**EXTRACT TO READ**:
------------
The start of 2020 has seen considerable gains in the cryptocurrency market as a whole. Recently, Bitcoin (BTC) price reached a 2-month record high crossing above the $9,000 mark as well as other cryptocurrencies such as Litecoin (LTC) reaching $62.80 which is the highest price seen since mid-November 2018.
Cryptocurrencies’ volatile behavior is one of the main concerns raised by researchers and it complicates the argument that Bitcoin should be classified as a traditional investment asset and that it is a reliable store of value. Amid those discussions, Bitcoin has been closely compared to gold, while Litecoin has been associated with being “the silver to Bitcoin’s gold.”
New data suggests that the actual correlation between Bitcoin and gold is not significant, as well as gold’s explanatory power of Bitcoin returns. Nevertheless, Bitcoin is still frequently compared to gold, particularly as a potential safe-haven asset. Since October 2019, silver prices have approached new record-highs. But does the latest data support the argument that Litecoin is the silver of cryptocurrencies? Could Bitcoin instead of Litecoin be closer to silver than to gold?
Our data — from May 2013 until December 2019 — shows that Bitcoin and Litecoin returns are very positively correlated (0.67) with 1 implying a strong positive correlation and 0 meaning that the assets are not correlated. A reading of -1 shows that the assets are completely inversely correlated. Meanwhile, the correlation between silver and Litecoin returns is close to zero (0.026), which is similar to Bitcoin’s correlation with silver (0.0025). We further analyzed the correlation between the lagged silver returns and the two assets. In other words, the correlation between yesterday’s silver returns and today’s Litecoin and Bitcoin returns were compared. However, the results are even more discouraging, since both show negative correlations with the lagged silver returns. Bitcoin’s correlation was -0.03 while Litecoin’s was -0.05.
------------
Excerpt from a dataset

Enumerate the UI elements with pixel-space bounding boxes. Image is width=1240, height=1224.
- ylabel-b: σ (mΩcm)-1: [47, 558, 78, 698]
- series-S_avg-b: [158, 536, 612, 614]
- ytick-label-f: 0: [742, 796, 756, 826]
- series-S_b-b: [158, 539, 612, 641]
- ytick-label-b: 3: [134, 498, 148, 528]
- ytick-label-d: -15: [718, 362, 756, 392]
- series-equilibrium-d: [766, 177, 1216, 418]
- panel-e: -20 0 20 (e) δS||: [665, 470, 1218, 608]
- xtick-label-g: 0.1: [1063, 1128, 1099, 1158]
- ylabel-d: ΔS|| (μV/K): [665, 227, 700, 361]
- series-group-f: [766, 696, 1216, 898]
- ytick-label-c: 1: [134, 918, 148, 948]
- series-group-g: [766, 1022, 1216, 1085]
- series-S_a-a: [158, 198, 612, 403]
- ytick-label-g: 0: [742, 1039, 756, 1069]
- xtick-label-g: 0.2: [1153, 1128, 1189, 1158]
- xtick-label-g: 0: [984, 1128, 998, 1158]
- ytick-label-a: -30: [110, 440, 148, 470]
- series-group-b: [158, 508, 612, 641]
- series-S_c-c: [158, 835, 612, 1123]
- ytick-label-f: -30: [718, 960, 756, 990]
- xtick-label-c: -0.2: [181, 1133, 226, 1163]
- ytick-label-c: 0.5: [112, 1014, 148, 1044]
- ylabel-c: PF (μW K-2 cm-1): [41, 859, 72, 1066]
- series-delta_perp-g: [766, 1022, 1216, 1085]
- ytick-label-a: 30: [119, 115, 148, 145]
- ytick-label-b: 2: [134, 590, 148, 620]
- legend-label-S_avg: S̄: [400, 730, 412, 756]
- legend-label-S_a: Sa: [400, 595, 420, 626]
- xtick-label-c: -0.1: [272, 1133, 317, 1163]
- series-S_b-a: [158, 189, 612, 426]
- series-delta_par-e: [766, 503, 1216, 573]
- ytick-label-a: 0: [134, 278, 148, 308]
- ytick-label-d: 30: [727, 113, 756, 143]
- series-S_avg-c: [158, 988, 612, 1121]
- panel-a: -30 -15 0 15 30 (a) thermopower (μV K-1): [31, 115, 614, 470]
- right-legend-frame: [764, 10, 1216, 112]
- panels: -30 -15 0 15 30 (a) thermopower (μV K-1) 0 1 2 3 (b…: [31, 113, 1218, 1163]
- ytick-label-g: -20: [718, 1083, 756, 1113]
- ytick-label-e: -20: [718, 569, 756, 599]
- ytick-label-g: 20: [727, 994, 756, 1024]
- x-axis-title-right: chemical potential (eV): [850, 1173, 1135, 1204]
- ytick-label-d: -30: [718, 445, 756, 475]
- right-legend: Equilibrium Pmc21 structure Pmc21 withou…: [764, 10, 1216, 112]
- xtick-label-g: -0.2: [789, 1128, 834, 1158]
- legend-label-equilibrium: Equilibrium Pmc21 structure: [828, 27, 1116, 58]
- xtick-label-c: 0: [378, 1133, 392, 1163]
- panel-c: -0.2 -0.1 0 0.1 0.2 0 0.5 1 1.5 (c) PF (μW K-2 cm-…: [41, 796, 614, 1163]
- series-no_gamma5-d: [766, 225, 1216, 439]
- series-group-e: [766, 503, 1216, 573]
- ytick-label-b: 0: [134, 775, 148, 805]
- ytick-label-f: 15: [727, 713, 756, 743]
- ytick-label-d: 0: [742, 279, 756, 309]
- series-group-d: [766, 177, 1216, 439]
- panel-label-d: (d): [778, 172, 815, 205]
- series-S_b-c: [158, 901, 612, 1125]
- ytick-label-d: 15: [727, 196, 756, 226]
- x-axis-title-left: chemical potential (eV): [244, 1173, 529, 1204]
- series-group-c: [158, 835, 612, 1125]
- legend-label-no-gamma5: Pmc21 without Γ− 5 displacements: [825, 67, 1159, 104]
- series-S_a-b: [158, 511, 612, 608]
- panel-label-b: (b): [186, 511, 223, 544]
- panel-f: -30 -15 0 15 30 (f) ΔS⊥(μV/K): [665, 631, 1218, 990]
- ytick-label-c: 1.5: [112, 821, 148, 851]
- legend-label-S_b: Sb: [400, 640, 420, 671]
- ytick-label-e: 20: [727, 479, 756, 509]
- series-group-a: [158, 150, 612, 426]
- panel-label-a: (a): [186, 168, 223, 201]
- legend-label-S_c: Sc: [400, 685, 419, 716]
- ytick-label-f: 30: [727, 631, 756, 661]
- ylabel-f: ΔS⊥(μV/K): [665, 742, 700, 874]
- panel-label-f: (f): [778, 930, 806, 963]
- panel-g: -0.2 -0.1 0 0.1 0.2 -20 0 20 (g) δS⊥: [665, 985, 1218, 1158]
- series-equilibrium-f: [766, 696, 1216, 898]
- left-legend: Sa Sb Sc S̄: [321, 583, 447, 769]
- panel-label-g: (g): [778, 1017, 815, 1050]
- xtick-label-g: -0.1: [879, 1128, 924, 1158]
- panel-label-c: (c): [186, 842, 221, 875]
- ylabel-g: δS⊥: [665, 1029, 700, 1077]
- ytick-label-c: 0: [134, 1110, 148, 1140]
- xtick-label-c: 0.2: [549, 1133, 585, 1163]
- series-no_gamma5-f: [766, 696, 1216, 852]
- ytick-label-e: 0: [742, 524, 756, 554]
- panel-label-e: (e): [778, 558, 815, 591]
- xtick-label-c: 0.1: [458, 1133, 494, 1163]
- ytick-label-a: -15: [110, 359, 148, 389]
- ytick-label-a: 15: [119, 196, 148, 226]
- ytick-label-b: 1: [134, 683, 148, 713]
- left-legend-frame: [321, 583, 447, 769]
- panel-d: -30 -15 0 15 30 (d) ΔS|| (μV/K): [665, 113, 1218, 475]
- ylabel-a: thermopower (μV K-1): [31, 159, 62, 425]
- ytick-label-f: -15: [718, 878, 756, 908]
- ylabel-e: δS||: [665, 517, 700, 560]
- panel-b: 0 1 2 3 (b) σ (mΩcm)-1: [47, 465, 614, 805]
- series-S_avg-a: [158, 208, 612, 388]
------------
**TASK STATEMENT**: List every correlation figure the cryptocurrency text reports from its data, each with the pair of returns it measures.

**PROBLEM SOLUTION**:
- 0.67: Bitcoin and Litecoin returns
- 0.026: silver and Litecoin returns
- 0.0025: Bitcoin and silver returns
- -0.03: Bitcoin returns and lagged silver returns
- -0.05: Litecoin returns and lagged silver returns